> **DIRECTIONS**
Reproduce the rows from the line containing "select-button[interactable]: 选择 [1156, 117, 1180, 134]" down through the line containing "arrange-button[interactable]: 排列 [942, 105, 966, 122]", substituting "clickable" for each "interactable" and leaving everything else unchanged.

[Collection entries]

:::::

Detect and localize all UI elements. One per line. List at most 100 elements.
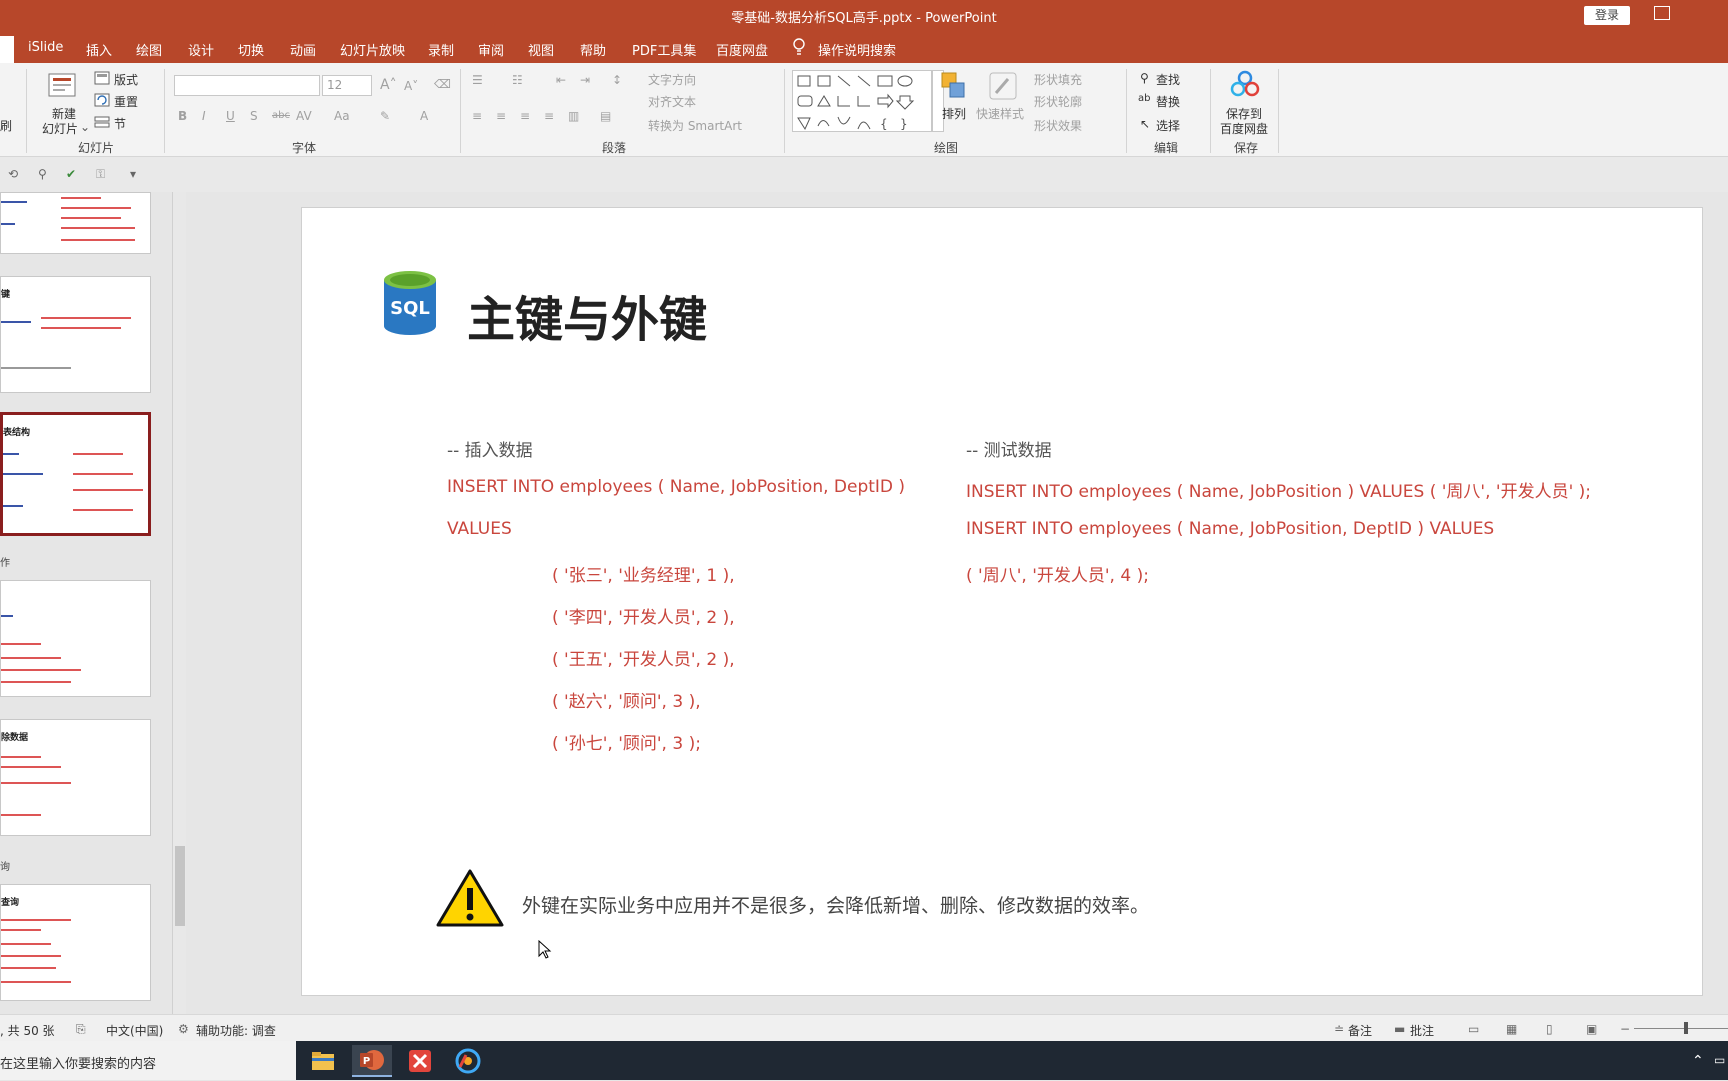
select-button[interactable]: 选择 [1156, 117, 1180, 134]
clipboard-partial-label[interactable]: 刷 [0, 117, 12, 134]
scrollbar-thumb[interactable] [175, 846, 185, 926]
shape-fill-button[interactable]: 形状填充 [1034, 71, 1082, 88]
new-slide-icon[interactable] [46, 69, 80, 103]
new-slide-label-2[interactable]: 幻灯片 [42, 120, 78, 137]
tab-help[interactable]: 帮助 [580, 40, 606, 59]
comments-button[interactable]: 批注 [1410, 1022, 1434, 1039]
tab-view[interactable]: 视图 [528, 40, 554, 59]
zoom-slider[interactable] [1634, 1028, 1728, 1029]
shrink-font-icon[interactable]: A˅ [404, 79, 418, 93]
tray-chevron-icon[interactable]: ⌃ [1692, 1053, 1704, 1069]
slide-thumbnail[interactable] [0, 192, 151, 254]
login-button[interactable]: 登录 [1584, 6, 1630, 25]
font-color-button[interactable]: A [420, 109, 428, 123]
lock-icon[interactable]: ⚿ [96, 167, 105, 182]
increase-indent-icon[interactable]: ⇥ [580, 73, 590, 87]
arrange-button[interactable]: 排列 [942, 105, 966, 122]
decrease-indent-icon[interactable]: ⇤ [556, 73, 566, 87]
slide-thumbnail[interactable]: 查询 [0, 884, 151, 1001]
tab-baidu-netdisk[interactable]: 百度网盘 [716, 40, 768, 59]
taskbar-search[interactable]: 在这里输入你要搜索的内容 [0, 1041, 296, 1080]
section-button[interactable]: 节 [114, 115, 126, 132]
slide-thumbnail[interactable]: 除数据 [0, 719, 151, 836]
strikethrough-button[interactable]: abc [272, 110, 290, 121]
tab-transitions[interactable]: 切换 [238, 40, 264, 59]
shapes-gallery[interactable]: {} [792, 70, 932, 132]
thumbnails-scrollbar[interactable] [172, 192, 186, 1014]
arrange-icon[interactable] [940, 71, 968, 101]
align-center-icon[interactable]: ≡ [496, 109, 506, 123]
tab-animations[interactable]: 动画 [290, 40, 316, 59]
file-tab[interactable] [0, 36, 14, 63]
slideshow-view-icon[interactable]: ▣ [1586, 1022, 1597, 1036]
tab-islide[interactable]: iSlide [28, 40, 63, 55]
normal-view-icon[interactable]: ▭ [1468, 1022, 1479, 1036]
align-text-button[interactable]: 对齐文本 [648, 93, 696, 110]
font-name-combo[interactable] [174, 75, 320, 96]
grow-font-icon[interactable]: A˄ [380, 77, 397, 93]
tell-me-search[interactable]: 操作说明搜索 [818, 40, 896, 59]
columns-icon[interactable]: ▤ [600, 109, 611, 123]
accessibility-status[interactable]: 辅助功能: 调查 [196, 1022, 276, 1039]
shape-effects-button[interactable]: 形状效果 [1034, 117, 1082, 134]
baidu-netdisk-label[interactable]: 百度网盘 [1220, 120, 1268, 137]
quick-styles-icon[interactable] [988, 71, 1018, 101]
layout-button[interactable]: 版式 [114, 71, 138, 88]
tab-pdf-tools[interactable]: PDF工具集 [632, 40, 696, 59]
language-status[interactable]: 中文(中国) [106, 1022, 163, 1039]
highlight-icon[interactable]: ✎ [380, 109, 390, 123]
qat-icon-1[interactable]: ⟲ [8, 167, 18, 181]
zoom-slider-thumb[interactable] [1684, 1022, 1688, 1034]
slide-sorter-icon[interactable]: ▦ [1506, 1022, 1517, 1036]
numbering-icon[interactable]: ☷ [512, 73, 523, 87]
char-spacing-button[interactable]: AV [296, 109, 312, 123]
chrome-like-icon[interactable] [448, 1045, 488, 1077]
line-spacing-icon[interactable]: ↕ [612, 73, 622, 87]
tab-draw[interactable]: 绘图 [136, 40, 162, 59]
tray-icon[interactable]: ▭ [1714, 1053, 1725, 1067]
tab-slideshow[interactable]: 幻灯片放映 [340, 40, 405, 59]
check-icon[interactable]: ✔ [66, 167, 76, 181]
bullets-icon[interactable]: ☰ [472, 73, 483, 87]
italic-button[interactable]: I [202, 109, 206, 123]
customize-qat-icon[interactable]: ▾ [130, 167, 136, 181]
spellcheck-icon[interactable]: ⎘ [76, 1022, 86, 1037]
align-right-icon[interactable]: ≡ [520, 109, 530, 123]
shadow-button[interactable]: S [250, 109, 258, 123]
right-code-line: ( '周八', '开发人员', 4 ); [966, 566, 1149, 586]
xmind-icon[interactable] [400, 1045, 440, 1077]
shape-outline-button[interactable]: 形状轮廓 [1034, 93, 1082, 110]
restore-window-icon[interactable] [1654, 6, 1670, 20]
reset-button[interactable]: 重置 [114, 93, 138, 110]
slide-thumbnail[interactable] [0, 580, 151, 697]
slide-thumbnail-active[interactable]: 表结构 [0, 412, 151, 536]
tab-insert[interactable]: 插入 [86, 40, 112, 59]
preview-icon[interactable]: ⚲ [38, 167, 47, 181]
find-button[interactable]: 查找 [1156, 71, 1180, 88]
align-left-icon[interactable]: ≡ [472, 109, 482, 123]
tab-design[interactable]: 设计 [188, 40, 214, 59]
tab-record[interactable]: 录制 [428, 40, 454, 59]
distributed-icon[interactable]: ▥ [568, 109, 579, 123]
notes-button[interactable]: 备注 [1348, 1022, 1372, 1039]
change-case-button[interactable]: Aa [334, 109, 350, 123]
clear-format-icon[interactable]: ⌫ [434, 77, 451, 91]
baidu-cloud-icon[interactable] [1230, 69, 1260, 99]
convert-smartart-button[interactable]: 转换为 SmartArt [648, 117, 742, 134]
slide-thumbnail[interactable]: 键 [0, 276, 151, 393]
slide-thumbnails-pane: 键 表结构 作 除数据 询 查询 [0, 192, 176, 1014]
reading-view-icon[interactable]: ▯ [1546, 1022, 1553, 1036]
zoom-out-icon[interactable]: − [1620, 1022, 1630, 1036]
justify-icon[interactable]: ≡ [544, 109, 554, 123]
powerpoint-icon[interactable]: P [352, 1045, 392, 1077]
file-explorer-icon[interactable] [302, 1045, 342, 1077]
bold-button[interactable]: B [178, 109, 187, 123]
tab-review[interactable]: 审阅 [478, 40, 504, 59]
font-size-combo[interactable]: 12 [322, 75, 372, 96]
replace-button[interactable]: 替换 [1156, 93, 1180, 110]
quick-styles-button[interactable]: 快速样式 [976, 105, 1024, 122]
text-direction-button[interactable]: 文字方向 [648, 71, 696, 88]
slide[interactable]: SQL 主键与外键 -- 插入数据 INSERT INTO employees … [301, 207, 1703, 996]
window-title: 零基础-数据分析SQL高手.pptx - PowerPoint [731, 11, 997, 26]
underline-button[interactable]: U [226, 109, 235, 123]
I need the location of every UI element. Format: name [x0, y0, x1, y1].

:::::

> **RESULT OF THE EXERCISE**
select-button[clickable]: 选择 [1156, 117, 1180, 134]
clipboard-partial-label[clickable]: 刷 [0, 117, 12, 134]
scrollbar-thumb[clickable] [175, 846, 185, 926]
shape-fill-button[clickable]: 形状填充 [1034, 71, 1082, 88]
new-slide-icon[clickable] [46, 69, 80, 103]
new-slide-label-2[clickable]: 幻灯片 [42, 120, 78, 137]
tab-help[clickable]: 帮助 [580, 40, 606, 59]
comments-button[clickable]: 批注 [1410, 1022, 1434, 1039]
tab-view[clickable]: 视图 [528, 40, 554, 59]
zoom-slider[clickable] [1634, 1028, 1728, 1029]
shrink-font-icon[clickable]: A˅ [404, 79, 418, 93]
tray-chevron-icon[clickable]: ⌃ [1692, 1053, 1704, 1069]
slide-thumbnail[clickable] [0, 192, 151, 254]
login-button[clickable]: 登录 [1584, 6, 1630, 25]
font-color-button[clickable]: A [420, 109, 428, 123]
lock-icon[clickable]: ⚿ [96, 167, 105, 182]
increase-indent-icon[clickable]: ⇥ [580, 73, 590, 87]
arrange-button[clickable]: 排列 [942, 105, 966, 122]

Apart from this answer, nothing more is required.